Lines of data
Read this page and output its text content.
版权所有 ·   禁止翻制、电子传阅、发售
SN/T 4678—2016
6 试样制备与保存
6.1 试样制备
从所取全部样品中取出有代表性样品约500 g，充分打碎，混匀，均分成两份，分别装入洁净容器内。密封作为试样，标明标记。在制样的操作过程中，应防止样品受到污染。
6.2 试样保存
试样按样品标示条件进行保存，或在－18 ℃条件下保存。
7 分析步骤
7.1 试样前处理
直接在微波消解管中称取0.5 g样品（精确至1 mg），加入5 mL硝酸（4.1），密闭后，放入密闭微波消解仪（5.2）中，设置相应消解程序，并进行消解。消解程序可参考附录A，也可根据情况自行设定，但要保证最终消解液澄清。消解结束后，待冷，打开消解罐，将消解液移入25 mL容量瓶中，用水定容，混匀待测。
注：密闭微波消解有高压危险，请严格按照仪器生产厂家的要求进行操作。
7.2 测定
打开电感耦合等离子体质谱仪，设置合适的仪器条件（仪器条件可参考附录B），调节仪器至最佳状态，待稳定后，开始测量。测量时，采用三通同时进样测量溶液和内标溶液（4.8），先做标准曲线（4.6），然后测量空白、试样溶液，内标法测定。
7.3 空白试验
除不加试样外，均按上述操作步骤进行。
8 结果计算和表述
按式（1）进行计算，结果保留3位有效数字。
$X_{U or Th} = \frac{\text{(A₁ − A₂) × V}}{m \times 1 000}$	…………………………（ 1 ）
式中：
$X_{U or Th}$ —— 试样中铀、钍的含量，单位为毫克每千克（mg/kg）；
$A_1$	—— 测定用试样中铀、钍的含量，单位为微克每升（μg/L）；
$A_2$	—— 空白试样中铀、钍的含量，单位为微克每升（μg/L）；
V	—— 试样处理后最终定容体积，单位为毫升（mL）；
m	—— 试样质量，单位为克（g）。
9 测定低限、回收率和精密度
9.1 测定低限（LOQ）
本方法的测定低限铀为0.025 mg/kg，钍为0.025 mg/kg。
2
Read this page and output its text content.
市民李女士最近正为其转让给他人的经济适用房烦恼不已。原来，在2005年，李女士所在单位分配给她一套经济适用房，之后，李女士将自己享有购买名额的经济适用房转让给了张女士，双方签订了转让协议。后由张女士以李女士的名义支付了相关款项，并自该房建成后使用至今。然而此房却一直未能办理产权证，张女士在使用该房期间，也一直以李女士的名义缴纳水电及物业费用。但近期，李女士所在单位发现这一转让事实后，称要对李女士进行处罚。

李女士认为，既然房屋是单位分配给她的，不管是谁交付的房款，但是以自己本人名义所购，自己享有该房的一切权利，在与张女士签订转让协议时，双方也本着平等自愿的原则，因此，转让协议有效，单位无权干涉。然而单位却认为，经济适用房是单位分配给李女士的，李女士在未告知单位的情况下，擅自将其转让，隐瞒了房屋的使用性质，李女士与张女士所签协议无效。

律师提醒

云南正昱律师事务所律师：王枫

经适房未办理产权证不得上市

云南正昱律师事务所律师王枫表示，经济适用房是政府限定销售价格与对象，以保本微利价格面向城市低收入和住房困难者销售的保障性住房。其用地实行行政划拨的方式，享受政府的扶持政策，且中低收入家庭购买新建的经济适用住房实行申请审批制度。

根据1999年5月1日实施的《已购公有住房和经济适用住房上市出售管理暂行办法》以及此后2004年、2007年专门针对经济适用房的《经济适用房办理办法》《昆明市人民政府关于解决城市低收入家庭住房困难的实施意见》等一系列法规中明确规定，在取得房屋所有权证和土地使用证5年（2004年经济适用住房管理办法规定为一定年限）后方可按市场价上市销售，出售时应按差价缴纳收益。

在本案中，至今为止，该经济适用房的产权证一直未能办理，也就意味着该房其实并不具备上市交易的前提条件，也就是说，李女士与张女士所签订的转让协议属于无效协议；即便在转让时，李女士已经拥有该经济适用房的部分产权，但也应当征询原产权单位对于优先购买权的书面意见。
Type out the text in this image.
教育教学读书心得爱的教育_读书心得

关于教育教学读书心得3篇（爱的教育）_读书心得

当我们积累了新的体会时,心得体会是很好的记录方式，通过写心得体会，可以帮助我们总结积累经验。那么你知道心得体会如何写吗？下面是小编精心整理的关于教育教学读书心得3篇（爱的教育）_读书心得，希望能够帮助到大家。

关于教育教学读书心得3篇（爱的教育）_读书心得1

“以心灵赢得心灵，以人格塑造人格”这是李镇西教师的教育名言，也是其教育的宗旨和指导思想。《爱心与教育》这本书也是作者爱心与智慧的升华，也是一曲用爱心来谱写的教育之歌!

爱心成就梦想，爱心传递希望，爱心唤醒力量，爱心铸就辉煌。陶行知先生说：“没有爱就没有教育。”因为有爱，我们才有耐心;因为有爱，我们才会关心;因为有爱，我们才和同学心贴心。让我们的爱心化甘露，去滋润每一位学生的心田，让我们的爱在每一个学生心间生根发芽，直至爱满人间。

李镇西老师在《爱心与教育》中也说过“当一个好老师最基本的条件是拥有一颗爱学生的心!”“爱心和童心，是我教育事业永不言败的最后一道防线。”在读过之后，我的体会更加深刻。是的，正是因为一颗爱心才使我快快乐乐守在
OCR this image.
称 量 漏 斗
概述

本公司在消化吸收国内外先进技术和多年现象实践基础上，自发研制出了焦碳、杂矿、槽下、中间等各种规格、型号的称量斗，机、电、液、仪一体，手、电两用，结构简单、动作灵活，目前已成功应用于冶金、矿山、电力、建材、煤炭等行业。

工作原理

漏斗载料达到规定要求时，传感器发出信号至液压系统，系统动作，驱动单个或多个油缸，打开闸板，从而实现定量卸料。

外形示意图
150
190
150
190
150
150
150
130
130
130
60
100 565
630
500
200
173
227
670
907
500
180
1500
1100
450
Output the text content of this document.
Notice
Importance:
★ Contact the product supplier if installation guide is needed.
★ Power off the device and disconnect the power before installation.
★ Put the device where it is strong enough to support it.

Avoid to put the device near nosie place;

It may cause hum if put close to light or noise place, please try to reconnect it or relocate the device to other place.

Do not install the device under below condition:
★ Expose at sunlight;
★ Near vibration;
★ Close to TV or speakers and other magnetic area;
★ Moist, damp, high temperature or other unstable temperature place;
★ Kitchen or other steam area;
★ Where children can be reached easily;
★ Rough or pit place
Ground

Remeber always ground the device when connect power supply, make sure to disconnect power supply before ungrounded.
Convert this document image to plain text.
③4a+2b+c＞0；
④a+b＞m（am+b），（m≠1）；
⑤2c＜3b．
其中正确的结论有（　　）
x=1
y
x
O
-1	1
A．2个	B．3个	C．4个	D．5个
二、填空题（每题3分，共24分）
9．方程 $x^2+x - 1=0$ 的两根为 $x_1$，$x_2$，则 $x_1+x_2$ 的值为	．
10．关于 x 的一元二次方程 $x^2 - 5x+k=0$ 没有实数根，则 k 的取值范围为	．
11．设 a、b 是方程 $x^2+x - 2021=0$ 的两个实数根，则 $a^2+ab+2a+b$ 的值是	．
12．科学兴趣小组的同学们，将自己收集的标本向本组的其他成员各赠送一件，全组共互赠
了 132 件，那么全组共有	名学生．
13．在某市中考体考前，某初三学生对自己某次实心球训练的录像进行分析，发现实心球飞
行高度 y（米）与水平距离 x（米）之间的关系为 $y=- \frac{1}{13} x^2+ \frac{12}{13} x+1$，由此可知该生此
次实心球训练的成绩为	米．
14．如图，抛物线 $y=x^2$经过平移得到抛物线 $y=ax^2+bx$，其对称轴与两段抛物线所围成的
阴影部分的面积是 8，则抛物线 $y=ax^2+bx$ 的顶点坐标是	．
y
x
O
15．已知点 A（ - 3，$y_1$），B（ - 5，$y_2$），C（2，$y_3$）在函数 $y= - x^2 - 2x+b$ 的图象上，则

TASK OBJECTIVE:
Go through the data above and find the lines with the word "area". Copy each of those lines.

FINAL RESULT:
★ Close to TV or speakers and other magnetic area;
★ Kitchen or other steam area;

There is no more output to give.